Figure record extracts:
▬▬▬▬▬▬▬▬▬▬

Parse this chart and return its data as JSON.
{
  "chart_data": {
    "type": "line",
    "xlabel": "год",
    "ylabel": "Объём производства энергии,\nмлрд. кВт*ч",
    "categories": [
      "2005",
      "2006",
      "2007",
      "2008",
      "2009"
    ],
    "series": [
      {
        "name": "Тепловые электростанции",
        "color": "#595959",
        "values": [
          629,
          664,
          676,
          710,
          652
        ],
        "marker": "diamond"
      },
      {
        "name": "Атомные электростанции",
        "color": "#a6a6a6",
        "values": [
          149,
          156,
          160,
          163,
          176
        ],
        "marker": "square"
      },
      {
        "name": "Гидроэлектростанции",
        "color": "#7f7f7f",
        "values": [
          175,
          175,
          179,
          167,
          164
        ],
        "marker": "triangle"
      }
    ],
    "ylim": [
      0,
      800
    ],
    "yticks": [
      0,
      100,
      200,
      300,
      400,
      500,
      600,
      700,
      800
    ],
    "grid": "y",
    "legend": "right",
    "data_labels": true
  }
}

▬▬▬▬▬▬▬▬▬▬

• _Requirement_
Would you reproduce the material above in full, exactly as given?

• _Solution_
Parse this chart and return its data as JSON.
{
  "chart_data": {
    "type": "line",
    "xlabel": "год",
    "ylabel": "Объём производства энергии,\nмлрд. кВт*ч",
    "categories": [
      "2005",
      "2006",
      "2007",
      "2008",
      "2009"
    ],
    "series": [
      {
        "name": "Тепловые электростанции",
        "color": "#595959",
        "values": [
          629,
          664,
          676,
          710,
          652
        ],
        "marker": "diamond"
      },
      {
        "name": "Атомные электростанции",
        "color": "#a6a6a6",
        "values": [
          149,
          156,
          160,
          163,
          176
        ],
        "marker": "square"
      },
      {
        "name": "Гидроэлектростанции",
        "color": "#7f7f7f",
        "values": [
          175,
          175,
          179,
          167,
          164
        ],
        "marker": "triangle"
      }
    ],
    "ylim": [
      0,
      800
    ],
    "yticks": [
      0,
      100,
      200,
      300,
      400,
      500,
      600,
      700,
      800
    ],
    "grid": "y",
    "legend": "right",
    "data_labels": true
  }
}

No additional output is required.